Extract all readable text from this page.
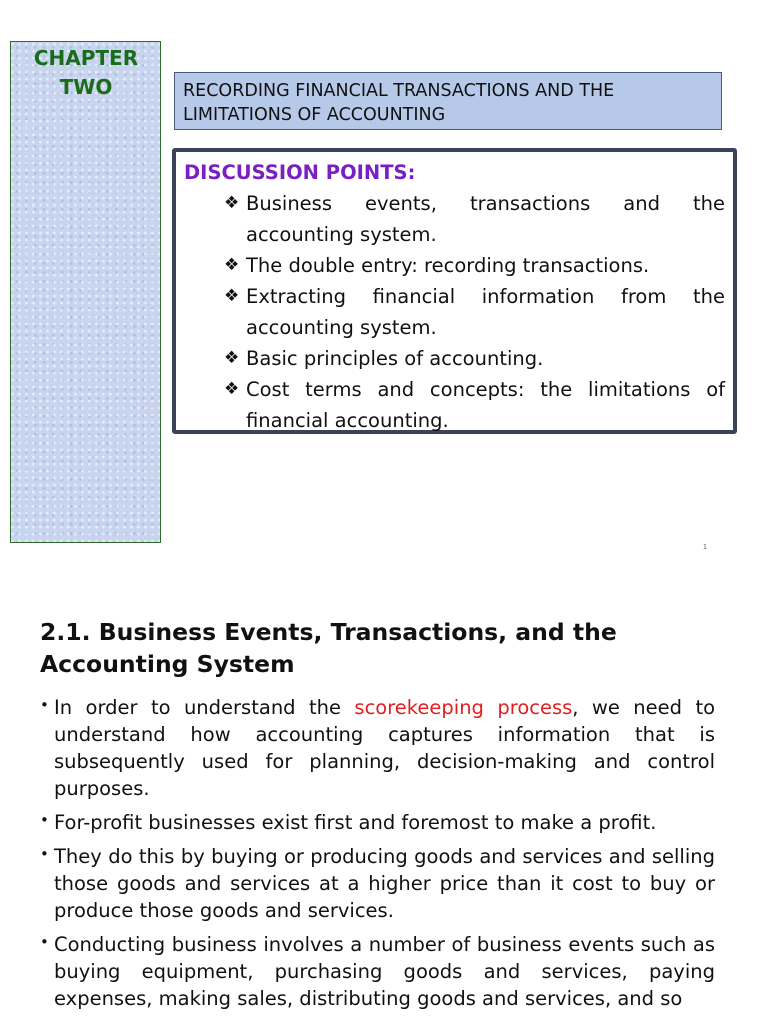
CHAPTER
TWO	RECORDING FINANCIAL TRANSACTIONS AND THE LIMITATIONS OF ACCOUNTING
DISCUSSION POINTS:
❖ Business events, transactions and the accounting system.
❖ The double entry: recording transactions.
❖ Extracting financial information from the accounting system.
❖ Basic principles of accounting.
❖ Cost terms and concepts: the limitations of financial accounting.
1
2.1. Business Events, Transactions, and the Accounting System
• In order to understand the scorekeeping process, we need to understand how accounting captures information that is subsequently used for planning, decision-making and control purposes.
• For-profit businesses exist first and foremost to make a profit.
• They do this by buying or producing goods and services and selling those goods and services at a higher price than it cost to buy or produce those goods and services.
• Conducting business involves a number of business events such as buying equipment, purchasing goods and services, paying expenses, making sales, distributing goods and services, and so
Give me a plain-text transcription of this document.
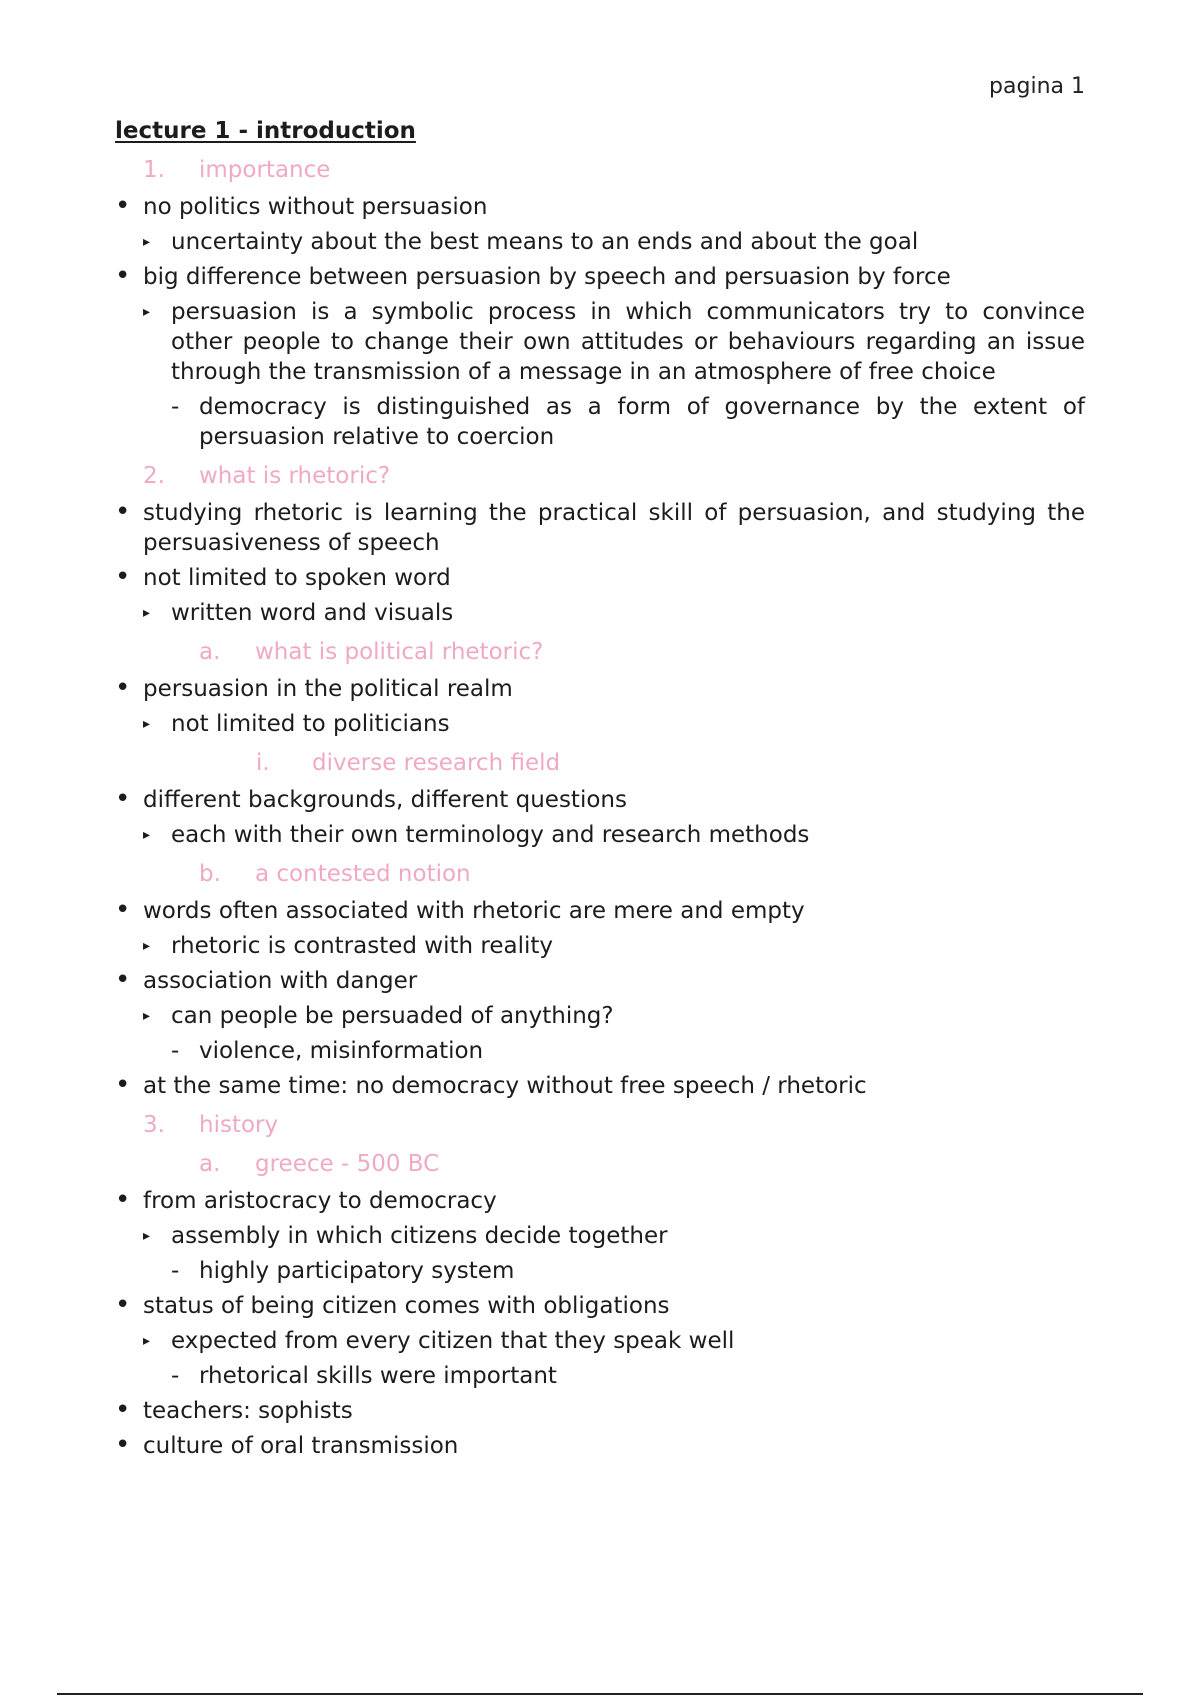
pagina 1
lecture 1 - introduction
1.	importance
• no politics without persuasion
▸ uncertainty about the best means to an ends and about the goal
• big difference between persuasion by speech and persuasion by force
▸ persuasion is a symbolic process in which communicators try to convince other people to change their own attitudes or behaviours regarding an issue through the transmission of a message in an atmosphere of free choice
- democracy is distinguished as a form of governance by the extent of persuasion relative to coercion
2.	what is rhetoric?
• studying rhetoric is learning the practical skill of persuasion, and studying the persuasiveness of speech
• not limited to spoken word
▸ written word and visuals
a.	what is political rhetoric?
• persuasion in the political realm
▸ not limited to politicians
i.	diverse research field
• different backgrounds, different questions
▸ each with their own terminology and research methods
b.	a contested notion
• words often associated with rhetoric are mere and empty
▸ rhetoric is contrasted with reality
• association with danger
▸ can people be persuaded of anything?
- violence, misinformation
• at the same time: no democracy without free speech / rhetoric
3.	history
a.	greece - 500 BC
• from aristocracy to democracy
▸ assembly in which citizens decide together
- highly participatory system
• status of being citizen comes with obligations
▸ expected from every citizen that they speak well
- rhetorical skills were important
• teachers: sophists
• culture of oral transmission
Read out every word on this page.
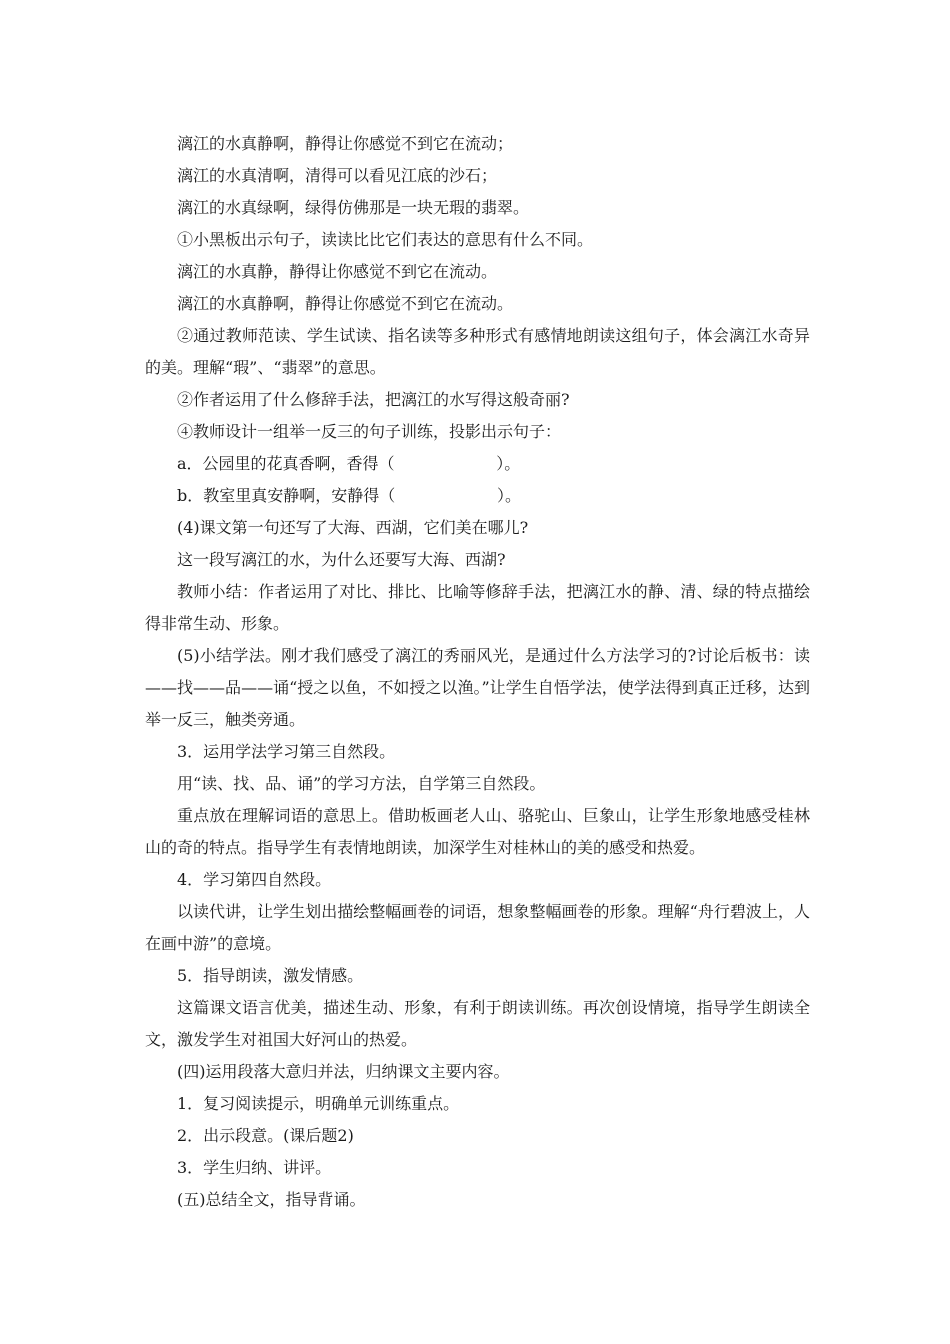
漓江的水真静啊，静得让你感觉不到它在流动；

漓江的水真清啊，清得可以看见江底的沙石；

漓江的水真绿啊，绿得仿佛那是一块无瑕的翡翠。

①小黑板出示句子，读读比比它们表达的意思有什么不同。

漓江的水真静，静得让你感觉不到它在流动。

漓江的水真静啊，静得让你感觉不到它在流动。

②通过教师范读、学生试读、指名读等多种形式有感情地朗读这组句子，体会漓江水奇异的美。理解“瑕”、“翡翠”的意思。

②作者运用了什么修辞手法，把漓江的水写得这般奇丽?

④教师设计一组举一反三的句子训练，投影出示句子：

a．公园里的花真香啊，香得（                    ）。

b．教室里真安静啊，安静得（                    ）。

(4)课文第一句还写了大海、西湖，它们美在哪儿?

这一段写漓江的水，为什么还要写大海、西湖?

教师小结：作者运用了对比、排比、比喻等修辞手法，把漓江水的静、清、绿的特点描绘得非常生动、形象。

(5)小结学法。刚才我们感受了漓江的秀丽风光，是通过什么方法学习的?讨论后板书：读——找——品——诵“授之以鱼，不如授之以渔。”让学生自悟学法，使学法得到真正迁移，达到举一反三，触类旁通。

3．运用学法学习第三自然段。

用“读、找、品、诵”的学习方法，自学第三自然段。

重点放在理解词语的意思上。借助板画老人山、骆驼山、巨象山，让学生形象地感受桂林山的奇的特点。指导学生有表情地朗读，加深学生对桂林山的美的感受和热爱。

4．学习第四自然段。

以读代讲，让学生划出描绘整幅画卷的词语，想象整幅画卷的形象。理解“舟行碧波上，人在画中游”的意境。

5．指导朗读，激发情感。

这篇课文语言优美，描述生动、形象，有利于朗读训练。再次创设情境，指导学生朗读全文，激发学生对祖国大好河山的热爱。

(四)运用段落大意归并法，归纳课文主要内容。

1．复习阅读提示，明确单元训练重点。

2．出示段意。(课后题2)

3．学生归纳、讲评。

(五)总结全文，指导背诵。
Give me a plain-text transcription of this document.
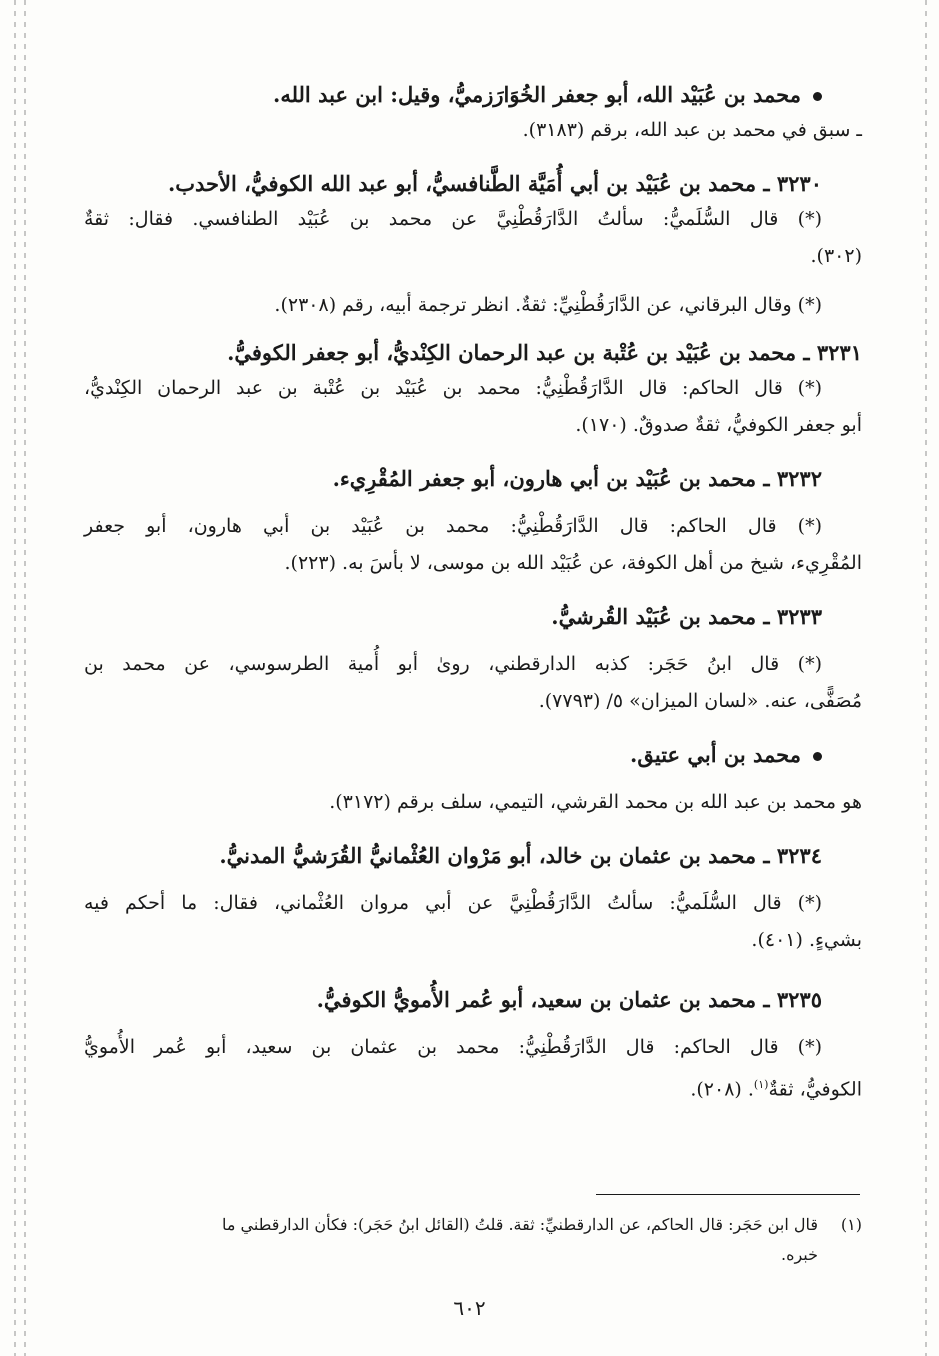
محمد بن عُبَيْد الله، أبو جعفر الخُوَارَزميُّ، وقيل: ابن عبد الله.
ـ سبق في محمد بن عبد الله، برقم (٣١٨٣).
٣٢٣٠ ـ محمد بن عُبَيْد بن أبي أُمَيَّة الطَّنافسيُّ، أبو عبد الله الكوفيُّ، الأحدب.
(*) قال السُّلَميُّ: سألتُ الدَّارَقُطْنِيَّ عن محمد بن عُبَيْد الطنافسي. فقال: ثقةٌ
(٣٠٢).
(*) وقال البرقاني، عن الدَّارَقُطْنِيِّ: ثقةٌ. انظر ترجمة أبيه، رقم (٢٣٠٨).
٣٢٣١ ـ محمد بن عُبَيْد بن عُتْبة بن عبد الرحمان الكِنْديُّ، أبو جعفر الكوفيُّ.
(*) قال الحاكم: قال الدَّارَقُطْنِيُّ: محمد بن عُبَيْد بن عُتْبة بن عبد الرحمان الكِنْديُّ،
أبو جعفر الكوفيُّ، ثقةٌ صدوقٌ. (١٧٠).
٣٢٣٢ ـ محمد بن عُبَيْد بن أبي هارون، أبو جعفر المُقْرِيء.
(*) قال الحاكم: قال الدَّارَقُطْنِيُّ: محمد بن عُبَيْد بن أبي هارون، أبو جعفر
المُقْرِيء، شيخ من أهل الكوفة، عن عُبَيْد الله بن موسى، لا بأسَ به. (٢٢٣).
٣٢٣٣ ـ محمد بن عُبَيْد القُرشيُّ.
(*) قال ابنُ حَجَر: كذبه الدارقطني، روىٰ أبو أُمية الطرسوسي، عن محمد بن
مُصَفًّى، عنه. «لسان الميزان» ٥/ (٧٧٩٣).
محمد بن أبي عتيق.
هو محمد بن عبد الله بن محمد القرشي، التيمي، سلف برقم (٣١٧٢).
٣٢٣٤ ـ محمد بن عثمان بن خالد، أبو مَرْوان العُثْمانيُّ القُرَشيُّ المدنيُّ.
(*) قال السُّلَميُّ: سألتُ الدَّارَقُطْنِيَّ عن أبي مروان العُثْماني، فقال: ما أحكم فيه
بشيءٍ. (٤٠١).
٣٢٣٥ ـ محمد بن عثمان بن سعيد، أبو عُمر الأُمويُّ الكوفيُّ.
(*) قال الحاكم: قال الدَّارَقُطْنِيُّ: محمد بن عثمان بن سعيد، أبو عُمر الأُمويُّ
الكوفيُّ، ثقةٌ$^{(١)}$. (٢٠٨).
(١)
قال ابن حَجَر: قال الحاكم، عن الدارقطنيِّ: ثقة. قلتُ (القائل ابنُ حَجَر): فكأن الدارقطني ما
خبره.
٦٠٢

┄┄┄┄┄┄┄┄┄┄

* _STATED TASK_: Omit all pictures while transcribing the entries verbatim.

* _FINISHED ANSWER_:
Extract all readable text from this page.
CHAPTER
TWO	RECORDING FINANCIAL TRANSACTIONS AND THE LIMITATIONS OF ACCOUNTING
DISCUSSION POINTS:
❖ Business events, transactions and the accounting system.
❖ The double entry: recording transactions.
❖ Extracting financial information from the accounting system.
❖ Basic principles of accounting.
❖ Cost terms and concepts: the limitations of financial accounting.
1
2.1. Business Events, Transactions, and the Accounting System
• In order to understand the scorekeeping process, we need to understand how accounting captures information that is subsequently used for planning, decision-making and control purposes.
• For-profit businesses exist first and foremost to make a profit.
• They do this by buying or producing goods and services and selling those goods and services at a higher price than it cost to buy or produce those goods and services.
• Conducting business involves a number of business events such as buying equipment, purchasing goods and services, paying expenses, making sales, distributing goods and services, and so
Give me a plain-text transcription of this document.
pagina 1
lecture 1 - introduction
1.	importance
• no politics without persuasion
▸ uncertainty about the best means to an ends and about the goal
• big difference between persuasion by speech and persuasion by force
▸ persuasion is a symbolic process in which communicators try to convince other people to change their own attitudes or behaviours regarding an issue through the transmission of a message in an atmosphere of free choice
- democracy is distinguished as a form of governance by the extent of persuasion relative to coercion
2.	what is rhetoric?
• studying rhetoric is learning the practical skill of persuasion, and studying the persuasiveness of speech
• not limited to spoken word
▸ written word and visuals
a.	what is political rhetoric?
• persuasion in the political realm
▸ not limited to politicians
i.	diverse research field
• different backgrounds, different questions
▸ each with their own terminology and research methods
b.	a contested notion
• words often associated with rhetoric are mere and empty
▸ rhetoric is contrasted with reality
• association with danger
▸ can people be persuaded of anything?
- violence, misinformation
• at the same time: no democracy without free speech / rhetoric
3.	history
a.	greece - 500 BC
• from aristocracy to democracy
▸ assembly in which citizens decide together
- highly participatory system
• status of being citizen comes with obligations
▸ expected from every citizen that they speak well
- rhetorical skills were important
• teachers: sophists
• culture of oral transmission
Read out every word on this page.
漓江的水真静啊，静得让你感觉不到它在流动；

漓江的水真清啊，清得可以看见江底的沙石；

漓江的水真绿啊，绿得仿佛那是一块无瑕的翡翠。

①小黑板出示句子，读读比比它们表达的意思有什么不同。

漓江的水真静，静得让你感觉不到它在流动。

漓江的水真静啊，静得让你感觉不到它在流动。

②通过教师范读、学生试读、指名读等多种形式有感情地朗读这组句子，体会漓江水奇异的美。理解“瑕”、“翡翠”的意思。

②作者运用了什么修辞手法，把漓江的水写得这般奇丽?

④教师设计一组举一反三的句子训练，投影出示句子：

a．公园里的花真香啊，香得（                    ）。

b．教室里真安静啊，安静得（                    ）。

(4)课文第一句还写了大海、西湖，它们美在哪儿?

这一段写漓江的水，为什么还要写大海、西湖?

教师小结：作者运用了对比、排比、比喻等修辞手法，把漓江水的静、清、绿的特点描绘得非常生动、形象。

(5)小结学法。刚才我们感受了漓江的秀丽风光，是通过什么方法学习的?讨论后板书：读——找——品——诵“授之以鱼，不如授之以渔。”让学生自悟学法，使学法得到真正迁移，达到举一反三，触类旁通。

3．运用学法学习第三自然段。

用“读、找、品、诵”的学习方法，自学第三自然段。

重点放在理解词语的意思上。借助板画老人山、骆驼山、巨象山，让学生形象地感受桂林山的奇的特点。指导学生有表情地朗读，加深学生对桂林山的美的感受和热爱。

4．学习第四自然段。

以读代讲，让学生划出描绘整幅画卷的词语，想象整幅画卷的形象。理解“舟行碧波上，人在画中游”的意境。

5．指导朗读，激发情感。

这篇课文语言优美，描述生动、形象，有利于朗读训练。再次创设情境，指导学生朗读全文，激发学生对祖国大好河山的热爱。

(四)运用段落大意归并法，归纳课文主要内容。

1．复习阅读提示，明确单元训练重点。

2．出示段意。(课后题2)

3．学生归纳、讲评。

(五)总结全文，指导背诵。
Give me a plain-text transcription of this document.
محمد بن عُبَيْد الله، أبو جعفر الخُوَارَزميُّ، وقيل: ابن عبد الله.
ـ سبق في محمد بن عبد الله، برقم (٣١٨٣).
٣٢٣٠ ـ محمد بن عُبَيْد بن أبي أُمَيَّة الطَّنافسيُّ، أبو عبد الله الكوفيُّ، الأحدب.
(*) قال السُّلَميُّ: سألتُ الدَّارَقُطْنِيَّ عن محمد بن عُبَيْد الطنافسي. فقال: ثقةٌ
(٣٠٢).
(*) وقال البرقاني، عن الدَّارَقُطْنِيِّ: ثقةٌ. انظر ترجمة أبيه، رقم (٢٣٠٨).
٣٢٣١ ـ محمد بن عُبَيْد بن عُتْبة بن عبد الرحمان الكِنْديُّ، أبو جعفر الكوفيُّ.
(*) قال الحاكم: قال الدَّارَقُطْنِيُّ: محمد بن عُبَيْد بن عُتْبة بن عبد الرحمان الكِنْديُّ،
أبو جعفر الكوفيُّ، ثقةٌ صدوقٌ. (١٧٠).
٣٢٣٢ ـ محمد بن عُبَيْد بن أبي هارون، أبو جعفر المُقْرِيء.
(*) قال الحاكم: قال الدَّارَقُطْنِيُّ: محمد بن عُبَيْد بن أبي هارون، أبو جعفر
المُقْرِيء، شيخ من أهل الكوفة، عن عُبَيْد الله بن موسى، لا بأسَ به. (٢٢٣).
٣٢٣٣ ـ محمد بن عُبَيْد القُرشيُّ.
(*) قال ابنُ حَجَر: كذبه الدارقطني، روىٰ أبو أُمية الطرسوسي، عن محمد بن
مُصَفًّى، عنه. «لسان الميزان» ٥/ (٧٧٩٣).
محمد بن أبي عتيق.
هو محمد بن عبد الله بن محمد القرشي، التيمي، سلف برقم (٣١٧٢).
٣٢٣٤ ـ محمد بن عثمان بن خالد، أبو مَرْوان العُثْمانيُّ القُرَشيُّ المدنيُّ.
(*) قال السُّلَميُّ: سألتُ الدَّارَقُطْنِيَّ عن أبي مروان العُثْماني، فقال: ما أحكم فيه
بشيءٍ. (٤٠١).
٣٢٣٥ ـ محمد بن عثمان بن سعيد، أبو عُمر الأُمويُّ الكوفيُّ.
(*) قال الحاكم: قال الدَّارَقُطْنِيُّ: محمد بن عثمان بن سعيد، أبو عُمر الأُمويُّ
الكوفيُّ، ثقةٌ$^{(١)}$. (٢٠٨).
(١)
قال ابن حَجَر: قال الحاكم، عن الدارقطنيِّ: ثقة. قلتُ (القائل ابنُ حَجَر): فكأن الدارقطني ما
خبره.
٦٠٢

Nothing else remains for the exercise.